Records:

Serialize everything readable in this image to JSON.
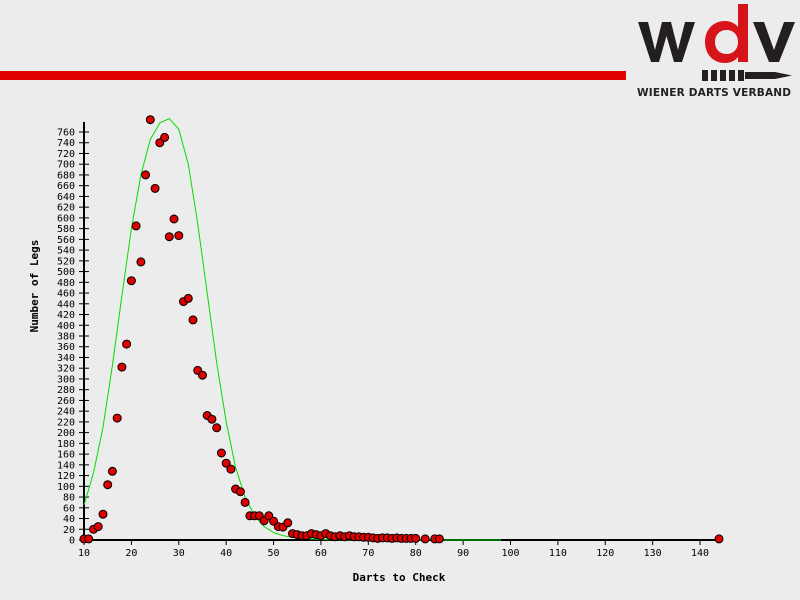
{
  "brand": {
    "logo_text": "wdv",
    "subtitle": "WIENER DARTS VERBAND",
    "colors": {
      "dark": "#231f20",
      "red": "#d7141a",
      "bar": "#e00000",
      "background": "#ececec"
    }
  },
  "chart_data": {
    "type": "scatter",
    "title": "",
    "xlabel": "Darts to Check",
    "ylabel": "Number of Legs",
    "xlim": [
      10,
      145
    ],
    "ylim": [
      0,
      770
    ],
    "xticks": [
      10,
      20,
      30,
      40,
      50,
      60,
      70,
      80,
      90,
      100,
      110,
      120,
      130,
      140
    ],
    "yticks": [
      0,
      20,
      40,
      60,
      80,
      100,
      120,
      140,
      160,
      180,
      200,
      220,
      240,
      260,
      280,
      300,
      320,
      340,
      360,
      380,
      400,
      420,
      440,
      460,
      480,
      500,
      520,
      540,
      560,
      580,
      600,
      620,
      640,
      660,
      680,
      700,
      720,
      740,
      760
    ],
    "grid": false,
    "series": [
      {
        "kind": "points",
        "color": "#dd0000",
        "points": [
          [
            10,
            2
          ],
          [
            11,
            2
          ],
          [
            12,
            20
          ],
          [
            13,
            25
          ],
          [
            14,
            48
          ],
          [
            15,
            103
          ],
          [
            16,
            128
          ],
          [
            17,
            227
          ],
          [
            18,
            322
          ],
          [
            19,
            365
          ],
          [
            20,
            483
          ],
          [
            21,
            585
          ],
          [
            22,
            518
          ],
          [
            23,
            680
          ],
          [
            24,
            783
          ],
          [
            25,
            655
          ],
          [
            26,
            740
          ],
          [
            27,
            750
          ],
          [
            28,
            565
          ],
          [
            29,
            598
          ],
          [
            30,
            567
          ],
          [
            31,
            444
          ],
          [
            32,
            450
          ],
          [
            33,
            410
          ],
          [
            34,
            316
          ],
          [
            35,
            307
          ],
          [
            36,
            232
          ],
          [
            37,
            225
          ],
          [
            38,
            209
          ],
          [
            39,
            162
          ],
          [
            40,
            143
          ],
          [
            41,
            132
          ],
          [
            42,
            95
          ],
          [
            43,
            90
          ],
          [
            44,
            70
          ],
          [
            45,
            45
          ],
          [
            46,
            45
          ],
          [
            47,
            45
          ],
          [
            48,
            36
          ],
          [
            49,
            45
          ],
          [
            50,
            35
          ],
          [
            51,
            25
          ],
          [
            52,
            24
          ],
          [
            53,
            32
          ],
          [
            54,
            12
          ],
          [
            55,
            10
          ],
          [
            56,
            8
          ],
          [
            57,
            8
          ],
          [
            58,
            12
          ],
          [
            59,
            10
          ],
          [
            60,
            8
          ],
          [
            61,
            12
          ],
          [
            62,
            8
          ],
          [
            63,
            6
          ],
          [
            64,
            8
          ],
          [
            65,
            6
          ],
          [
            66,
            8
          ],
          [
            67,
            6
          ],
          [
            68,
            6
          ],
          [
            69,
            5
          ],
          [
            70,
            5
          ],
          [
            71,
            4
          ],
          [
            72,
            3
          ],
          [
            73,
            4
          ],
          [
            74,
            4
          ],
          [
            75,
            3
          ],
          [
            76,
            4
          ],
          [
            77,
            3
          ],
          [
            78,
            3
          ],
          [
            79,
            3
          ],
          [
            80,
            3
          ],
          [
            82,
            2
          ],
          [
            84,
            2
          ],
          [
            85,
            2
          ],
          [
            144,
            2
          ]
        ]
      },
      {
        "kind": "curve",
        "color": "#00dd00",
        "points": [
          [
            10,
            65
          ],
          [
            12,
            125
          ],
          [
            14,
            210
          ],
          [
            16,
            325
          ],
          [
            18,
            455
          ],
          [
            20,
            580
          ],
          [
            22,
            680
          ],
          [
            24,
            746
          ],
          [
            26,
            777
          ],
          [
            28,
            785
          ],
          [
            30,
            765
          ],
          [
            32,
            700
          ],
          [
            34,
            590
          ],
          [
            36,
            460
          ],
          [
            38,
            330
          ],
          [
            40,
            220
          ],
          [
            42,
            135
          ],
          [
            44,
            80
          ],
          [
            46,
            45
          ],
          [
            48,
            25
          ],
          [
            50,
            14
          ],
          [
            52,
            8
          ],
          [
            54,
            5
          ],
          [
            56,
            3
          ],
          [
            58,
            2
          ],
          [
            60,
            1
          ],
          [
            65,
            0
          ],
          [
            70,
            0
          ],
          [
            80,
            0
          ],
          [
            90,
            0
          ],
          [
            98,
            0
          ]
        ]
      }
    ]
  }
}
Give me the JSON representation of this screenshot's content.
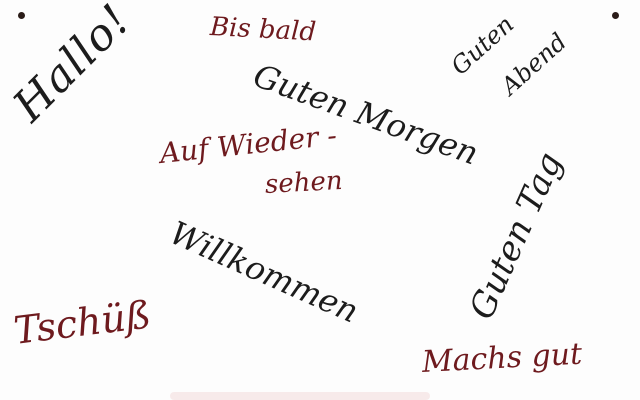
{
  "board": {
    "words": {
      "hallo": "Hallo!",
      "bis_bald": "Bis bald",
      "guten_morgen": "Guten Morgen",
      "guten_abend_line1": "Guten",
      "guten_abend_line2": "Abend",
      "auf_wiedersehen_line1": "Auf Wieder -",
      "auf_wiedersehen_line2": "sehen",
      "willkommen": "Willkommen",
      "guten_tag": "Guten Tag",
      "tschuess": "Tschüß",
      "machs_gut": "Machs gut"
    }
  }
}
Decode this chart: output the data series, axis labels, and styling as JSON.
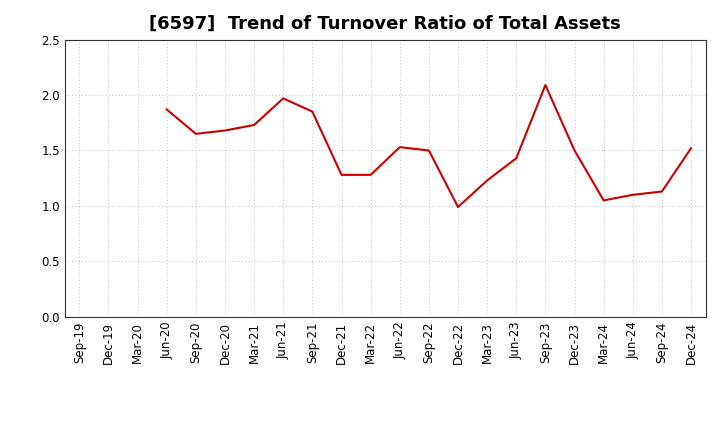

Task directions:
Repeat the records word for word. Any picture in them should be left out.

Response:
Serialize everything readable in this image to JSON.
{
  "brand": {
    "logo_text": "wdv",
    "subtitle": "WIENER DARTS VERBAND",
    "colors": {
      "dark": "#231f20",
      "red": "#d7141a",
      "bar": "#e00000",
      "background": "#ececec"
    }
  },
  "chart_data": {
    "type": "scatter",
    "title": "",
    "xlabel": "Darts to Check",
    "ylabel": "Number of Legs",
    "xlim": [
      10,
      145
    ],
    "ylim": [
      0,
      770
    ],
    "xticks": [
      10,
      20,
      30,
      40,
      50,
      60,
      70,
      80,
      90,
      100,
      110,
      120,
      130,
      140
    ],
    "yticks": [
      0,
      20,
      40,
      60,
      80,
      100,
      120,
      140,
      160,
      180,
      200,
      220,
      240,
      260,
      280,
      300,
      320,
      340,
      360,
      380,
      400,
      420,
      440,
      460,
      480,
      500,
      520,
      540,
      560,
      580,
      600,
      620,
      640,
      660,
      680,
      700,
      720,
      740,
      760
    ],
    "grid": false,
    "series": [
      {
        "kind": "points",
        "color": "#dd0000",
        "points": [
          [
            10,
            2
          ],
          [
            11,
            2
          ],
          [
            12,
            20
          ],
          [
            13,
            25
          ],
          [
            14,
            48
          ],
          [
            15,
            103
          ],
          [
            16,
            128
          ],
          [
            17,
            227
          ],
          [
            18,
            322
          ],
          [
            19,
            365
          ],
          [
            20,
            483
          ],
          [
            21,
            585
          ],
          [
            22,
            518
          ],
          [
            23,
            680
          ],
          [
            24,
            783
          ],
          [
            25,
            655
          ],
          [
            26,
            740
          ],
          [
            27,
            750
          ],
          [
            28,
            565
          ],
          [
            29,
            598
          ],
          [
            30,
            567
          ],
          [
            31,
            444
          ],
          [
            32,
            450
          ],
          [
            33,
            410
          ],
          [
            34,
            316
          ],
          [
            35,
            307
          ],
          [
            36,
            232
          ],
          [
            37,
            225
          ],
          [
            38,
            209
          ],
          [
            39,
            162
          ],
          [
            40,
            143
          ],
          [
            41,
            132
          ],
          [
            42,
            95
          ],
          [
            43,
            90
          ],
          [
            44,
            70
          ],
          [
            45,
            45
          ],
          [
            46,
            45
          ],
          [
            47,
            45
          ],
          [
            48,
            36
          ],
          [
            49,
            45
          ],
          [
            50,
            35
          ],
          [
            51,
            25
          ],
          [
            52,
            24
          ],
          [
            53,
            32
          ],
          [
            54,
            12
          ],
          [
            55,
            10
          ],
          [
            56,
            8
          ],
          [
            57,
            8
          ],
          [
            58,
            12
          ],
          [
            59,
            10
          ],
          [
            60,
            8
          ],
          [
            61,
            12
          ],
          [
            62,
            8
          ],
          [
            63,
            6
          ],
          [
            64,
            8
          ],
          [
            65,
            6
          ],
          [
            66,
            8
          ],
          [
            67,
            6
          ],
          [
            68,
            6
          ],
          [
            69,
            5
          ],
          [
            70,
            5
          ],
          [
            71,
            4
          ],
          [
            72,
            3
          ],
          [
            73,
            4
          ],
          [
            74,
            4
          ],
          [
            75,
            3
          ],
          [
            76,
            4
          ],
          [
            77,
            3
          ],
          [
            78,
            3
          ],
          [
            79,
            3
          ],
          [
            80,
            3
          ],
          [
            82,
            2
          ],
          [
            84,
            2
          ],
          [
            85,
            2
          ],
          [
            144,
            2
          ]
        ]
      },
      {
        "kind": "curve",
        "color": "#00dd00",
        "points": [
          [
            10,
            65
          ],
          [
            12,
            125
          ],
          [
            14,
            210
          ],
          [
            16,
            325
          ],
          [
            18,
            455
          ],
          [
            20,
            580
          ],
          [
            22,
            680
          ],
          [
            24,
            746
          ],
          [
            26,
            777
          ],
          [
            28,
            785
          ],
          [
            30,
            765
          ],
          [
            32,
            700
          ],
          [
            34,
            590
          ],
          [
            36,
            460
          ],
          [
            38,
            330
          ],
          [
            40,
            220
          ],
          [
            42,
            135
          ],
          [
            44,
            80
          ],
          [
            46,
            45
          ],
          [
            48,
            25
          ],
          [
            50,
            14
          ],
          [
            52,
            8
          ],
          [
            54,
            5
          ],
          [
            56,
            3
          ],
          [
            58,
            2
          ],
          [
            60,
            1
          ],
          [
            65,
            0
          ],
          [
            70,
            0
          ],
          [
            80,
            0
          ],
          [
            90,
            0
          ],
          [
            98,
            0
          ]
        ]
      }
    ]
  }
}
Give me the JSON representation of this screenshot's content.
{
  "board": {
    "words": {
      "hallo": "Hallo!",
      "bis_bald": "Bis bald",
      "guten_morgen": "Guten Morgen",
      "guten_abend_line1": "Guten",
      "guten_abend_line2": "Abend",
      "auf_wiedersehen_line1": "Auf Wieder -",
      "auf_wiedersehen_line2": "sehen",
      "willkommen": "Willkommen",
      "guten_tag": "Guten Tag",
      "tschuess": "Tschüß",
      "machs_gut": "Machs gut"
    }
  }
}
Decode this chart: output the data series, axis labels, and styling as JSON.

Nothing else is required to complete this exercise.